▶ [Your task]
Report every line in the listing that contains the string "title".

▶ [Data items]
START

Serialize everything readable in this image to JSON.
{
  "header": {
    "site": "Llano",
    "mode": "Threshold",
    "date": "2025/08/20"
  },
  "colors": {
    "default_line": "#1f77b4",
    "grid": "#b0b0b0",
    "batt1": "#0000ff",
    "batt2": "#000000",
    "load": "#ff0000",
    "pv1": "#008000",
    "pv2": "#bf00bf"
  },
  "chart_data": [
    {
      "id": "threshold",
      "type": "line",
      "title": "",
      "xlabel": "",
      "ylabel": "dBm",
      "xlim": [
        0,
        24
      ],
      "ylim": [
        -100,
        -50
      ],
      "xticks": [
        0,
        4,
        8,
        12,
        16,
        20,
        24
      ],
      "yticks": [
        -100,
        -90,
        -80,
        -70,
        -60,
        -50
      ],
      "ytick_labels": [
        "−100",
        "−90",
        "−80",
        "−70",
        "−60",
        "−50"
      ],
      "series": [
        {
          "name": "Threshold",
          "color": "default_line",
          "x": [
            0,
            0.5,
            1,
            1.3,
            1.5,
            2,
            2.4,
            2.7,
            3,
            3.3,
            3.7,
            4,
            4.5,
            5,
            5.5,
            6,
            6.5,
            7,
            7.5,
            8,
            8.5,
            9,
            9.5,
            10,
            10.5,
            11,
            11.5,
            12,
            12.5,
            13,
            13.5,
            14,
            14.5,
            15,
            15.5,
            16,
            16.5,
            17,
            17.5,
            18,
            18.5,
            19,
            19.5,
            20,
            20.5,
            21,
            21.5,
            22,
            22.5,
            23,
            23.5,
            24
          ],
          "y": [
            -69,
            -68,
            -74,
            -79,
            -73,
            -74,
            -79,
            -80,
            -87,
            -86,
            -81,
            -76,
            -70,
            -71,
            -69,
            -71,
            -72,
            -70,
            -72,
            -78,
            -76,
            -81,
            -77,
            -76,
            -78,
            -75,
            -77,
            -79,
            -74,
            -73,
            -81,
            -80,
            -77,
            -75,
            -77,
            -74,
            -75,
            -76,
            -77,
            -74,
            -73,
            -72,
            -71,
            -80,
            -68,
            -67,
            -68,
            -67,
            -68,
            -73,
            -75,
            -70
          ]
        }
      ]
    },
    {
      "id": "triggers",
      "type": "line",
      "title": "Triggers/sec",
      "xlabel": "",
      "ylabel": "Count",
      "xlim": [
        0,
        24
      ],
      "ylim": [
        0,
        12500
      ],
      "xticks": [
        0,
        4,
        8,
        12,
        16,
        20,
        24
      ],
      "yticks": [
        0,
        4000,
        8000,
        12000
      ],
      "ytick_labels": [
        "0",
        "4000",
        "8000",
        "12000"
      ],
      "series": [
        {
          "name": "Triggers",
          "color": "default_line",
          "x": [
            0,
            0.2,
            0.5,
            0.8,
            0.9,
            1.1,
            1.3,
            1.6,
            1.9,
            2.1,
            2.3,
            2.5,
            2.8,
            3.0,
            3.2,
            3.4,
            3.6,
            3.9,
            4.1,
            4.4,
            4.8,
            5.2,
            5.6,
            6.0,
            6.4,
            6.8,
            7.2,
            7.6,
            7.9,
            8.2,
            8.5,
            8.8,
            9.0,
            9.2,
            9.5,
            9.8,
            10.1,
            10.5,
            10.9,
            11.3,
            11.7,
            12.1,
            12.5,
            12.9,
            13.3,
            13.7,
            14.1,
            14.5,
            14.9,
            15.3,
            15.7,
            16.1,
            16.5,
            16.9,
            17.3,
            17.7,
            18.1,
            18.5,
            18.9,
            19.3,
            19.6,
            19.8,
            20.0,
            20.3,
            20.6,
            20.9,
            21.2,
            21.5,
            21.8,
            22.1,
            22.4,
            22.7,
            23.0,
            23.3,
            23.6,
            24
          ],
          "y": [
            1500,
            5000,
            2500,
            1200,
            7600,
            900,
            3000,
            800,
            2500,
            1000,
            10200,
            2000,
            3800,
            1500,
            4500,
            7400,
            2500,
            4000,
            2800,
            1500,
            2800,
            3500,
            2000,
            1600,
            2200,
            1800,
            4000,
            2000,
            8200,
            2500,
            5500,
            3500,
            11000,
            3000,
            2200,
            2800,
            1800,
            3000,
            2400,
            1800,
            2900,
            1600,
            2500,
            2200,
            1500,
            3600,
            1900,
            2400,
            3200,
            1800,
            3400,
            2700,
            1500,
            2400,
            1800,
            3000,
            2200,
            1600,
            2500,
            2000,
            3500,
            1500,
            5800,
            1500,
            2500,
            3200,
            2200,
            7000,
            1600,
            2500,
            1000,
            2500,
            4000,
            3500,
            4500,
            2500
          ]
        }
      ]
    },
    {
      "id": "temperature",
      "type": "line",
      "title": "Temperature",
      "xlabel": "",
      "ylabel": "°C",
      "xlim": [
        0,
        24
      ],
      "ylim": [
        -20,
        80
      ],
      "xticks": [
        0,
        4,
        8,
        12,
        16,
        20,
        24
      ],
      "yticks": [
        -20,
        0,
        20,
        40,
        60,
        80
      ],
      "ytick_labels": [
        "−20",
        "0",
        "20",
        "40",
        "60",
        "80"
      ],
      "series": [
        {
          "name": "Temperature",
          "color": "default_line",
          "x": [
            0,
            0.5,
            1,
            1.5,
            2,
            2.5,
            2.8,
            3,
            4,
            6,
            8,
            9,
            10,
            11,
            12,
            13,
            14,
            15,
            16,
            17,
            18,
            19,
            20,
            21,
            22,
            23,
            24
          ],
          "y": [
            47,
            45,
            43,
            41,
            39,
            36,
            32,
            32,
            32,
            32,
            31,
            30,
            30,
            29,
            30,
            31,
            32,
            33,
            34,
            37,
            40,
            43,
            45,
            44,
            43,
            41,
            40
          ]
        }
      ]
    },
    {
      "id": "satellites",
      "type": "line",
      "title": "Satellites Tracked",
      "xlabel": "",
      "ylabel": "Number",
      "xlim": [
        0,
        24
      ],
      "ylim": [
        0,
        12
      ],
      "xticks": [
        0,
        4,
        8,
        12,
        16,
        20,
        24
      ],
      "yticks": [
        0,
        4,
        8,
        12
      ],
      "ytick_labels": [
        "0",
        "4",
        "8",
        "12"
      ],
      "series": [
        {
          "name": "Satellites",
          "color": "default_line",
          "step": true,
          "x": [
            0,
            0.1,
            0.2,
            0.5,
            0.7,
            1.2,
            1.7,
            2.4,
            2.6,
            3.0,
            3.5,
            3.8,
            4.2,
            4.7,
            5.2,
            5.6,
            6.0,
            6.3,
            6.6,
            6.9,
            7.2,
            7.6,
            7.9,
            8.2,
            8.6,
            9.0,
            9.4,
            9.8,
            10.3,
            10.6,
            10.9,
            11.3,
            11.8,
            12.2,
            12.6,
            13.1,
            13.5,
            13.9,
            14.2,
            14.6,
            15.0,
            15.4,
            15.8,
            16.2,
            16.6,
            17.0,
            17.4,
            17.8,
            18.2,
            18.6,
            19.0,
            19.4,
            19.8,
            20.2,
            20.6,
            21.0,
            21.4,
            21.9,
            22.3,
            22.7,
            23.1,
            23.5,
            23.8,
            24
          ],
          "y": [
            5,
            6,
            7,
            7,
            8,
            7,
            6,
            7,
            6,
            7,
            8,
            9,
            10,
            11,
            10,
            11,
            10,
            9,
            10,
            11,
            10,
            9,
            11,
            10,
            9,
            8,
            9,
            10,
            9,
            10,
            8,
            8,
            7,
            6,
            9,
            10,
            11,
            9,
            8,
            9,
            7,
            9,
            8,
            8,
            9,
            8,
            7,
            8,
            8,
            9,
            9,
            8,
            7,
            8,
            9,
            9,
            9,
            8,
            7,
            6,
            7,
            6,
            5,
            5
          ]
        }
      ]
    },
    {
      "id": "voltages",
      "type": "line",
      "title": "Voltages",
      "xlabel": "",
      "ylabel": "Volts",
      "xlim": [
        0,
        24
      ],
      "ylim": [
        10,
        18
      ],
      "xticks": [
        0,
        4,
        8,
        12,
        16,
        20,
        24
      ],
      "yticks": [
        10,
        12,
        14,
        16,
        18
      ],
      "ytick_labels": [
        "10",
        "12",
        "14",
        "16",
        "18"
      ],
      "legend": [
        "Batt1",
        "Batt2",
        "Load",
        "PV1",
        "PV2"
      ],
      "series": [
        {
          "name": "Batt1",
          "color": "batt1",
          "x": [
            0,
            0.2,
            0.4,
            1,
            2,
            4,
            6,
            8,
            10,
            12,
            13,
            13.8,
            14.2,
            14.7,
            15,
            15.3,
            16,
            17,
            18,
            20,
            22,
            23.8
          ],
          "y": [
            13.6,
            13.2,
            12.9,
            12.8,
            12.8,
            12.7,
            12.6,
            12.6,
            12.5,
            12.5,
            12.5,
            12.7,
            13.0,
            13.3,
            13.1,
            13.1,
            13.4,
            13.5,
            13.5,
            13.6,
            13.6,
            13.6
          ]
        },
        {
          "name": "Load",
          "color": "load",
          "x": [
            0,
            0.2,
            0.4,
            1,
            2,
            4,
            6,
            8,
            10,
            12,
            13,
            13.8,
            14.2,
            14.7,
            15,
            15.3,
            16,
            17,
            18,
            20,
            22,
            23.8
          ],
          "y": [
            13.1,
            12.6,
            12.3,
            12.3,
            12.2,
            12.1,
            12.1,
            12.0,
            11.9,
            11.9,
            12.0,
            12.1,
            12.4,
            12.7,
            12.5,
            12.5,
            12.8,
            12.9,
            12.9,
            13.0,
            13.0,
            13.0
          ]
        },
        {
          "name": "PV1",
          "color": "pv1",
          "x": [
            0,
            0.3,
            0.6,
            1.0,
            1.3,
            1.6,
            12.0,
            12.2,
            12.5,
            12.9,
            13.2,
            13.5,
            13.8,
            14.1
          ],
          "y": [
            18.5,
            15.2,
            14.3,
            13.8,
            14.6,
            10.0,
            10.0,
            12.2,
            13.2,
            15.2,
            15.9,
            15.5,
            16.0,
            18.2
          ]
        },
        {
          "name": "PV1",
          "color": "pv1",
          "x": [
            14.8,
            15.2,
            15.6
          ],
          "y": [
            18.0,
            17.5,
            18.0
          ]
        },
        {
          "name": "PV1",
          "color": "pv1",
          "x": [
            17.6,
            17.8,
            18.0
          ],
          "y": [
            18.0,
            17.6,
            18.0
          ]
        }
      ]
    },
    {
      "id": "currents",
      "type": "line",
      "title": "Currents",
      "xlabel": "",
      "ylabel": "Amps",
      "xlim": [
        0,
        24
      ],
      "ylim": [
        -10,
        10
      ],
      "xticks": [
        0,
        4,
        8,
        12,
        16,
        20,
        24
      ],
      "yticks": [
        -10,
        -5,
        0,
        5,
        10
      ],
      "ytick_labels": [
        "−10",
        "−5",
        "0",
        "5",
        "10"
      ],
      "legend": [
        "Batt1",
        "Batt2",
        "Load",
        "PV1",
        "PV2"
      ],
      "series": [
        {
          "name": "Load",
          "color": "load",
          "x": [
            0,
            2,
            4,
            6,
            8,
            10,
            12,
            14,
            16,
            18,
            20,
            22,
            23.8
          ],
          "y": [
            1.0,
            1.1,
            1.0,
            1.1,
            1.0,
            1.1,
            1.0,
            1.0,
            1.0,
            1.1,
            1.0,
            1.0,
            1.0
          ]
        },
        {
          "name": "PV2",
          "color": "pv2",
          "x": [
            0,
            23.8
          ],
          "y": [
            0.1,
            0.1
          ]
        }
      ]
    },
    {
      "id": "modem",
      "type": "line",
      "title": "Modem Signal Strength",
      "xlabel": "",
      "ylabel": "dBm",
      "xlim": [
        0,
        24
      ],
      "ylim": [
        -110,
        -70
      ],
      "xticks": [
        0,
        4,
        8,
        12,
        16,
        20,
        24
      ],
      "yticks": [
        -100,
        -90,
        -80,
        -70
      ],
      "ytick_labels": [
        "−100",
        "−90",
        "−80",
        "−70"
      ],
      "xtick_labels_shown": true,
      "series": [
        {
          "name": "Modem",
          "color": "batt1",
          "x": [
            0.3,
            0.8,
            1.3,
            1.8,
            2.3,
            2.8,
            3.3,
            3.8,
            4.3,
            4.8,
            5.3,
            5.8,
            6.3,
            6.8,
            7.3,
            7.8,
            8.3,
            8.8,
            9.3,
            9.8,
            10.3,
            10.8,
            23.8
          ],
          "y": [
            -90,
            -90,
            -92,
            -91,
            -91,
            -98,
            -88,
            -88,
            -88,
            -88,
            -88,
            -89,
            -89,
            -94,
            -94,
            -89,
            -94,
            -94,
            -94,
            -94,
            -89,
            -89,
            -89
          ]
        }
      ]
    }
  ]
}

END

▶ [Final answer]
      "title": "",
      "title": "Triggers/sec",
      "title": "Temperature",
      "title": "Satellites Tracked",
      "title": "Voltages",
      "title": "Currents",
      "title": "Modem Signal Strength",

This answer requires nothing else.